## PROBLEM STATEMENT
Please list every line in the records below that contains the string "FancyBboxPatch", copying each of those lines in full.
___ INPUT ROWS ___
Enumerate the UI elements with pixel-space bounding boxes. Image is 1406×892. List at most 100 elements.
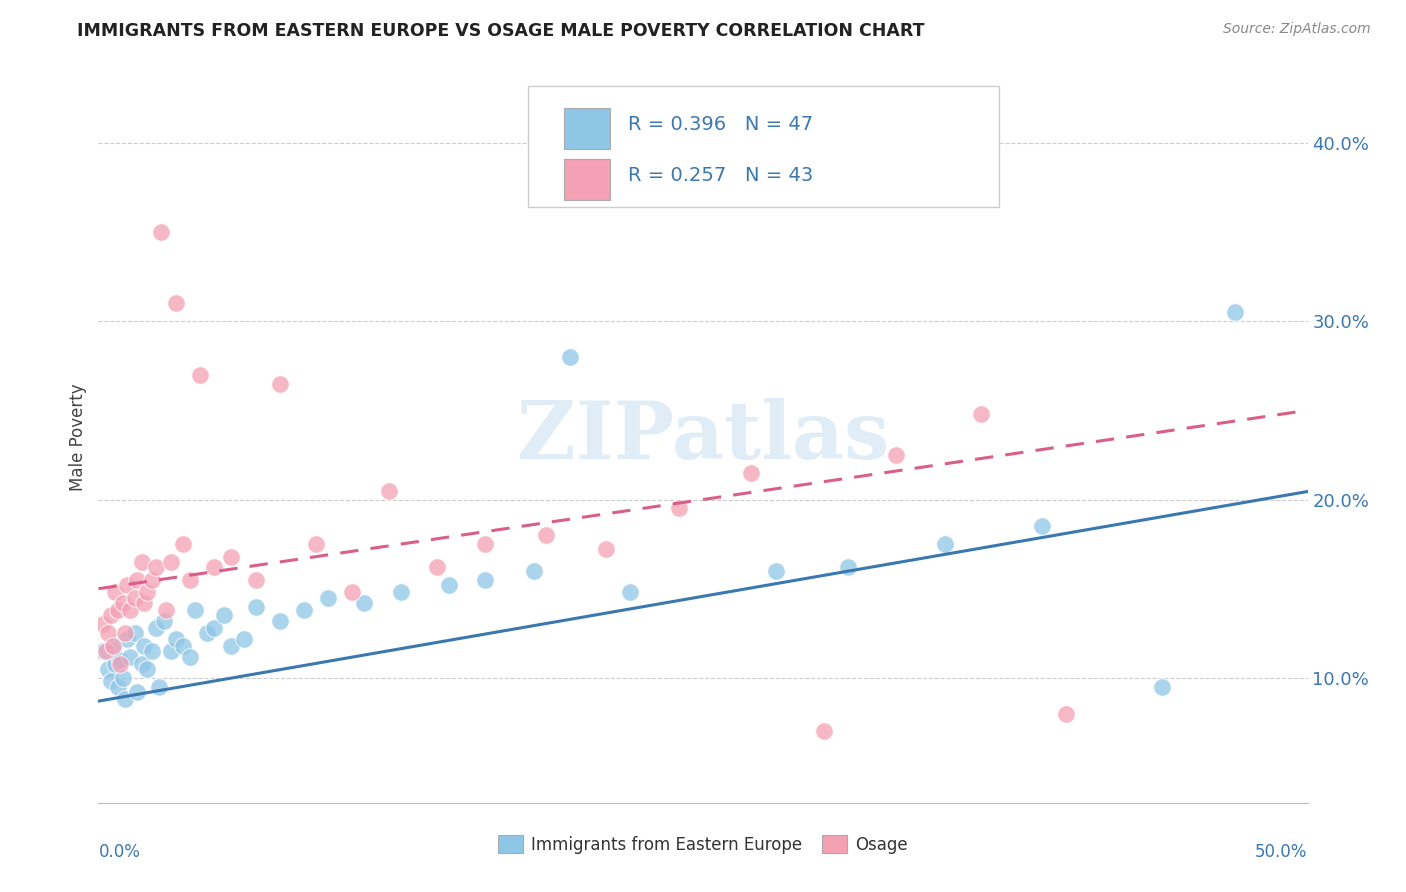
Point	[160, 555, 183, 569]
Point	[437, 578, 460, 592]
Point	[135, 662, 157, 676]
Point	[172, 537, 194, 551]
FancyBboxPatch shape	[564, 108, 610, 149]
Point	[101, 639, 124, 653]
Point	[141, 573, 163, 587]
Point	[134, 596, 156, 610]
Point	[1054, 706, 1077, 721]
Point	[886, 448, 908, 462]
Point	[141, 644, 163, 658]
Point	[155, 603, 177, 617]
Text: ZIPatlas: ZIPatlas	[517, 398, 889, 476]
Text: 0.0%: 0.0%	[98, 843, 141, 861]
Point	[117, 632, 139, 646]
Point	[269, 614, 291, 628]
Point	[765, 564, 787, 578]
Point	[221, 549, 243, 564]
Point	[204, 621, 226, 635]
Point	[934, 537, 956, 551]
Point	[131, 657, 153, 671]
Point	[150, 225, 173, 239]
FancyBboxPatch shape	[527, 86, 1000, 207]
Point	[111, 671, 134, 685]
Point	[389, 585, 412, 599]
Point	[97, 626, 120, 640]
Point	[342, 585, 364, 599]
Point	[118, 649, 141, 664]
Text: 50.0%: 50.0%	[1256, 843, 1308, 861]
Text: IMMIGRANTS FROM EASTERN EUROPE VS OSAGE MALE POVERTY CORRELATION CHART: IMMIGRANTS FROM EASTERN EUROPE VS OSAGE …	[77, 22, 925, 40]
Point	[184, 603, 207, 617]
Point	[108, 653, 131, 667]
Point	[108, 657, 131, 671]
Point	[127, 685, 149, 699]
Legend: Immigrants from Eastern Europe, Osage: Immigrants from Eastern Europe, Osage	[491, 829, 915, 860]
Point	[188, 368, 211, 382]
Point	[474, 537, 496, 551]
Y-axis label: Male Poverty: Male Poverty	[69, 384, 87, 491]
Point	[145, 621, 167, 635]
Point	[595, 542, 617, 557]
Point	[426, 560, 449, 574]
Point	[131, 555, 153, 569]
Point	[124, 591, 146, 605]
Point	[292, 603, 315, 617]
Point	[127, 573, 149, 587]
Point	[124, 626, 146, 640]
Point	[97, 662, 120, 676]
Point	[114, 626, 136, 640]
Text: Source: ZipAtlas.com: Source: ZipAtlas.com	[1223, 22, 1371, 37]
Point	[134, 639, 156, 653]
Text: R = 0.257   N = 43: R = 0.257 N = 43	[628, 167, 813, 186]
Point	[100, 608, 122, 623]
Point	[474, 573, 496, 587]
Point	[523, 564, 546, 578]
Point	[668, 501, 690, 516]
Point	[172, 639, 194, 653]
Point	[353, 596, 375, 610]
Point	[212, 608, 235, 623]
Point	[534, 528, 557, 542]
Text: R = 0.396   N = 47: R = 0.396 N = 47	[628, 115, 813, 135]
FancyBboxPatch shape	[564, 160, 610, 200]
Point	[195, 626, 218, 640]
Point	[117, 578, 139, 592]
Point	[245, 599, 267, 614]
Point	[837, 560, 859, 574]
Point	[135, 585, 157, 599]
Point	[1223, 305, 1246, 319]
Point	[740, 466, 762, 480]
Point	[107, 603, 129, 617]
Point	[114, 692, 136, 706]
Point	[101, 639, 124, 653]
Point	[104, 657, 127, 671]
Point	[305, 537, 328, 551]
Point	[269, 376, 291, 391]
Point	[316, 591, 339, 605]
Point	[970, 407, 993, 421]
Point	[145, 560, 167, 574]
Point	[148, 680, 170, 694]
Point	[111, 596, 134, 610]
Point	[100, 674, 122, 689]
Point	[104, 585, 127, 599]
Point	[377, 483, 399, 498]
Point	[160, 644, 183, 658]
Point	[91, 617, 114, 632]
Point	[1152, 680, 1174, 694]
Point	[94, 644, 117, 658]
Point	[558, 350, 581, 364]
Point	[107, 680, 129, 694]
Point	[1031, 519, 1053, 533]
Point	[179, 649, 201, 664]
Point	[152, 614, 174, 628]
Point	[118, 603, 141, 617]
Point	[165, 296, 187, 310]
Point	[204, 560, 226, 574]
Point	[232, 632, 254, 646]
Point	[179, 573, 201, 587]
Point	[165, 632, 187, 646]
Point	[813, 724, 835, 739]
Point	[619, 585, 641, 599]
Point	[91, 644, 114, 658]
___
## FINAL RESULT
FancyBboxPatch shape	[564, 108, 610, 149]
FancyBboxPatch shape	[527, 86, 1000, 207]
FancyBboxPatch shape	[564, 160, 610, 200]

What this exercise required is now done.